## Stored entries
▬▬▬
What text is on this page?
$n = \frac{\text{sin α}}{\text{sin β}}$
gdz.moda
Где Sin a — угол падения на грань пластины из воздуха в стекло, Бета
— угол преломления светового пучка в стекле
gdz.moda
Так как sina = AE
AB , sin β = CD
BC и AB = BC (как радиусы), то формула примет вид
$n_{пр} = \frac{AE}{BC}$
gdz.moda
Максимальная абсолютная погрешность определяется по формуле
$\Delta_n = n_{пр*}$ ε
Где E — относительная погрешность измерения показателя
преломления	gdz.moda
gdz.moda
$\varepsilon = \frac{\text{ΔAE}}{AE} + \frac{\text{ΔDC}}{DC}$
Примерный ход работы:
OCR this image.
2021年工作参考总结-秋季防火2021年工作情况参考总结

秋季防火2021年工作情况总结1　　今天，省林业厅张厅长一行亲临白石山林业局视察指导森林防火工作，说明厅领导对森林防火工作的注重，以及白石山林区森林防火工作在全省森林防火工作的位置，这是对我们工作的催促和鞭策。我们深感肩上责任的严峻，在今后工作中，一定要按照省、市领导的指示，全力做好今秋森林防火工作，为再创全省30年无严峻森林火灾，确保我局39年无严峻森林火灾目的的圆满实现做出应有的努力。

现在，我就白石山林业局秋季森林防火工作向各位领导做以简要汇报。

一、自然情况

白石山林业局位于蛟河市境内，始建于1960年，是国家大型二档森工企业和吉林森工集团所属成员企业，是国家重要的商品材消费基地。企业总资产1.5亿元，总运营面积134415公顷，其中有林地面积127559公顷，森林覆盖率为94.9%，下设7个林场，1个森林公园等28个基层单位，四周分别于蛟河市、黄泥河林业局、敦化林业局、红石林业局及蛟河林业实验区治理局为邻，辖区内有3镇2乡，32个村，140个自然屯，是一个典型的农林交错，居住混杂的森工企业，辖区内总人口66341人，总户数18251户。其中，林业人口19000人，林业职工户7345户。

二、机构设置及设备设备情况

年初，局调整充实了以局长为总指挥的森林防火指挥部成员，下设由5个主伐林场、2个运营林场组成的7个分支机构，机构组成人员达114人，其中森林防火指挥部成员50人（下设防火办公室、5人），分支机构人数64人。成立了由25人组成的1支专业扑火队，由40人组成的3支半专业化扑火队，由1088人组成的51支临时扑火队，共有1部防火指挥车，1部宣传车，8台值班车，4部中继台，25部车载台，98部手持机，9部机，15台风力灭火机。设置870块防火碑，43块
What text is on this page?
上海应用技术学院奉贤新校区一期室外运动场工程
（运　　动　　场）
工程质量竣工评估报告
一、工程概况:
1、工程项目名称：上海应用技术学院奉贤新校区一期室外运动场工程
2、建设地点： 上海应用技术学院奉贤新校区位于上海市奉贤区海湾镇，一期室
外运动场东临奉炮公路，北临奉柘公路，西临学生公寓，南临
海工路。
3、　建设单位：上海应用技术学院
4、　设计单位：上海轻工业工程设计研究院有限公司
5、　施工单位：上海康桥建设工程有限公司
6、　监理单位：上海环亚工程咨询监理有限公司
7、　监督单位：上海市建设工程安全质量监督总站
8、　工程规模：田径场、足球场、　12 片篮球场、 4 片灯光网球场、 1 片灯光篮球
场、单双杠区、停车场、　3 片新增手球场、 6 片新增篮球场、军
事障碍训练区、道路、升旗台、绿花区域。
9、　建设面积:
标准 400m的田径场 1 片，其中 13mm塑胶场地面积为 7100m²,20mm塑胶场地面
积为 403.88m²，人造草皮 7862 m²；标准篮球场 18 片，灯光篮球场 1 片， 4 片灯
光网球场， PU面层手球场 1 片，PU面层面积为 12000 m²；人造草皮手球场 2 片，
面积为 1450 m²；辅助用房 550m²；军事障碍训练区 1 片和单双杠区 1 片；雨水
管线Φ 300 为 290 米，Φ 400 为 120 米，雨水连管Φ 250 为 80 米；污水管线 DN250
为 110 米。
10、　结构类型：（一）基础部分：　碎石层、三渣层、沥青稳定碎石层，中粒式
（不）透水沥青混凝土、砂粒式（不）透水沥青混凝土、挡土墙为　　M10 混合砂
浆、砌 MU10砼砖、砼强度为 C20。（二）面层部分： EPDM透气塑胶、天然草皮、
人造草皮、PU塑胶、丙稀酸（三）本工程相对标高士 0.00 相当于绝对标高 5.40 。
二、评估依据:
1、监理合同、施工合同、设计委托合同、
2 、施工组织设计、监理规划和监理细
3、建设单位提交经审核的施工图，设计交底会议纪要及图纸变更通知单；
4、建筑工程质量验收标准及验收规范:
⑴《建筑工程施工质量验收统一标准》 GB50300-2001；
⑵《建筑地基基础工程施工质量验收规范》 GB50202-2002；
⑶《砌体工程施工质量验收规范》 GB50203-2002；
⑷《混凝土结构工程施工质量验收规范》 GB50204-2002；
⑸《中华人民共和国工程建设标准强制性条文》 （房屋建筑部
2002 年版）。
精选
▬▬▬
## Required work
Select and copy every line of the listing with the word "угол".

## Response
Где Sin a — угол падения на грань пластины из воздуха в стекло, Бета
— угол преломления светового пучка в стекле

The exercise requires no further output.